Dataset excerpts:
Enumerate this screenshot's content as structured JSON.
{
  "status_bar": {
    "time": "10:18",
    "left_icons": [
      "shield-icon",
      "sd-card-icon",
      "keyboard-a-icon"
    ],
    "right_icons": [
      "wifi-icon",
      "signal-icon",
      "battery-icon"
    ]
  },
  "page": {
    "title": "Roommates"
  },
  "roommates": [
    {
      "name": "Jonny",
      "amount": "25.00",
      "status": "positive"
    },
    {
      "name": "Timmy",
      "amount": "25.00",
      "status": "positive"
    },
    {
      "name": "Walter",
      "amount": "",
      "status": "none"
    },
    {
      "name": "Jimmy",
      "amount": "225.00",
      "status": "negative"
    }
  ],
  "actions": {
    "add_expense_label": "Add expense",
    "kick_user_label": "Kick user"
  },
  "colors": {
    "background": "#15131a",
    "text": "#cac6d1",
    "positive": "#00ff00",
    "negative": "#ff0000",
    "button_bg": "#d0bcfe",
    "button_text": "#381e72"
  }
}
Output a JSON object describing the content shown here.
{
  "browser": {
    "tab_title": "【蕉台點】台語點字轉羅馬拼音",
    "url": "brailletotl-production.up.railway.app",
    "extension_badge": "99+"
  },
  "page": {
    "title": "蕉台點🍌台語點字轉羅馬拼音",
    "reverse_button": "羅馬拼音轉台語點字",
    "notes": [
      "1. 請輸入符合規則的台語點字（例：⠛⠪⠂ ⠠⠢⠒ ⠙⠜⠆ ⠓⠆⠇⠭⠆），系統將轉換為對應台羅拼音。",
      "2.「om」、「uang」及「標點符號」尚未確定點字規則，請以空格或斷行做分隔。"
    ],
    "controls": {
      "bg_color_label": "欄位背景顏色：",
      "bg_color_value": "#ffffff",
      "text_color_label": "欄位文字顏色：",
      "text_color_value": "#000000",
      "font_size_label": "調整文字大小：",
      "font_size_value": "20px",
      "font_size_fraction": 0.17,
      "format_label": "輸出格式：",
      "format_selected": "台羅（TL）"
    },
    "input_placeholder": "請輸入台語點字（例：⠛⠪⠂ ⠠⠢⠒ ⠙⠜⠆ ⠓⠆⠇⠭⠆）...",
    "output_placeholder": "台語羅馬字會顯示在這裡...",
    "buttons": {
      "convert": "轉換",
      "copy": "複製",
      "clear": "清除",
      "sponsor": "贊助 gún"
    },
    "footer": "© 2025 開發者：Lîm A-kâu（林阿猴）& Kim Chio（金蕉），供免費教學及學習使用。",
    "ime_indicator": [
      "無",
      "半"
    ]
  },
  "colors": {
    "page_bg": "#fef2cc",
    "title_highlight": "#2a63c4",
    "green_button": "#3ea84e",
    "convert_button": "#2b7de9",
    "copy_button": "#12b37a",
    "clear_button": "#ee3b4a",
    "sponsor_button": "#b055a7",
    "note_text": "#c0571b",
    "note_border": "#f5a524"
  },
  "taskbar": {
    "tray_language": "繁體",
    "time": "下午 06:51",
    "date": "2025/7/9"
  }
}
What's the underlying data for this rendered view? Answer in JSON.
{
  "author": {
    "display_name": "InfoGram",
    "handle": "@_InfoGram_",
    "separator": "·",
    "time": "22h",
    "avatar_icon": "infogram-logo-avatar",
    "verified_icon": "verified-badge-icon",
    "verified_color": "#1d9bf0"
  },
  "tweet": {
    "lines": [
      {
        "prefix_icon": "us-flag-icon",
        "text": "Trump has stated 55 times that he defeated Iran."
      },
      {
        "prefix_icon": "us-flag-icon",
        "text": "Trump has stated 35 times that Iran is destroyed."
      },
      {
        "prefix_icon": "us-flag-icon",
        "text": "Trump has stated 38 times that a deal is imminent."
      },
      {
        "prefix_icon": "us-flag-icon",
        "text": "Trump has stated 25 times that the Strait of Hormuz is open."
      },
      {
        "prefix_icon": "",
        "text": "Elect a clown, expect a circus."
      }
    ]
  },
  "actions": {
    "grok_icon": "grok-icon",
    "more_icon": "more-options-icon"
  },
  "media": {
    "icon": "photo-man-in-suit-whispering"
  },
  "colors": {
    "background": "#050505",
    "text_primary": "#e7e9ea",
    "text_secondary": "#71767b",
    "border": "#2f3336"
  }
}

§ **THE REQUEST**: Make an exact copy of every entry.

§ **ANSWER TO THE PROBLEM**:
Enumerate this screenshot's content as structured JSON.
{
  "status_bar": {
    "time": "10:18",
    "left_icons": [
      "shield-icon",
      "sd-card-icon",
      "keyboard-a-icon"
    ],
    "right_icons": [
      "wifi-icon",
      "signal-icon",
      "battery-icon"
    ]
  },
  "page": {
    "title": "Roommates"
  },
  "roommates": [
    {
      "name": "Jonny",
      "amount": "25.00",
      "status": "positive"
    },
    {
      "name": "Timmy",
      "amount": "25.00",
      "status": "positive"
    },
    {
      "name": "Walter",
      "amount": "",
      "status": "none"
    },
    {
      "name": "Jimmy",
      "amount": "225.00",
      "status": "negative"
    }
  ],
  "actions": {
    "add_expense_label": "Add expense",
    "kick_user_label": "Kick user"
  },
  "colors": {
    "background": "#15131a",
    "text": "#cac6d1",
    "positive": "#00ff00",
    "negative": "#ff0000",
    "button_bg": "#d0bcfe",
    "button_text": "#381e72"
  }
}
Output a JSON object describing the content shown here.
{
  "browser": {
    "tab_title": "【蕉台點】台語點字轉羅馬拼音",
    "url": "brailletotl-production.up.railway.app",
    "extension_badge": "99+"
  },
  "page": {
    "title": "蕉台點🍌台語點字轉羅馬拼音",
    "reverse_button": "羅馬拼音轉台語點字",
    "notes": [
      "1. 請輸入符合規則的台語點字（例：⠛⠪⠂ ⠠⠢⠒ ⠙⠜⠆ ⠓⠆⠇⠭⠆），系統將轉換為對應台羅拼音。",
      "2.「om」、「uang」及「標點符號」尚未確定點字規則，請以空格或斷行做分隔。"
    ],
    "controls": {
      "bg_color_label": "欄位背景顏色：",
      "bg_color_value": "#ffffff",
      "text_color_label": "欄位文字顏色：",
      "text_color_value": "#000000",
      "font_size_label": "調整文字大小：",
      "font_size_value": "20px",
      "font_size_fraction": 0.17,
      "format_label": "輸出格式：",
      "format_selected": "台羅（TL）"
    },
    "input_placeholder": "請輸入台語點字（例：⠛⠪⠂ ⠠⠢⠒ ⠙⠜⠆ ⠓⠆⠇⠭⠆）...",
    "output_placeholder": "台語羅馬字會顯示在這裡...",
    "buttons": {
      "convert": "轉換",
      "copy": "複製",
      "clear": "清除",
      "sponsor": "贊助 gún"
    },
    "footer": "© 2025 開發者：Lîm A-kâu（林阿猴）& Kim Chio（金蕉），供免費教學及學習使用。",
    "ime_indicator": [
      "無",
      "半"
    ]
  },
  "colors": {
    "page_bg": "#fef2cc",
    "title_highlight": "#2a63c4",
    "green_button": "#3ea84e",
    "convert_button": "#2b7de9",
    "copy_button": "#12b37a",
    "clear_button": "#ee3b4a",
    "sponsor_button": "#b055a7",
    "note_text": "#c0571b",
    "note_border": "#f5a524"
  },
  "taskbar": {
    "tray_language": "繁體",
    "time": "下午 06:51",
    "date": "2025/7/9"
  }
}
What's the underlying data for this rendered view? Answer in JSON.
{
  "author": {
    "display_name": "InfoGram",
    "handle": "@_InfoGram_",
    "separator": "·",
    "time": "22h",
    "avatar_icon": "infogram-logo-avatar",
    "verified_icon": "verified-badge-icon",
    "verified_color": "#1d9bf0"
  },
  "tweet": {
    "lines": [
      {
        "prefix_icon": "us-flag-icon",
        "text": "Trump has stated 55 times that he defeated Iran."
      },
      {
        "prefix_icon": "us-flag-icon",
        "text": "Trump has stated 35 times that Iran is destroyed."
      },
      {
        "prefix_icon": "us-flag-icon",
        "text": "Trump has stated 38 times that a deal is imminent."
      },
      {
        "prefix_icon": "us-flag-icon",
        "text": "Trump has stated 25 times that the Strait of Hormuz is open."
      },
      {
        "prefix_icon": "",
        "text": "Elect a clown, expect a circus."
      }
    ]
  },
  "actions": {
    "grok_icon": "grok-icon",
    "more_icon": "more-options-icon"
  },
  "media": {
    "icon": "photo-man-in-suit-whispering"
  },
  "colors": {
    "background": "#050505",
    "text_primary": "#e7e9ea",
    "text_secondary": "#71767b",
    "border": "#2f3336"
  }
}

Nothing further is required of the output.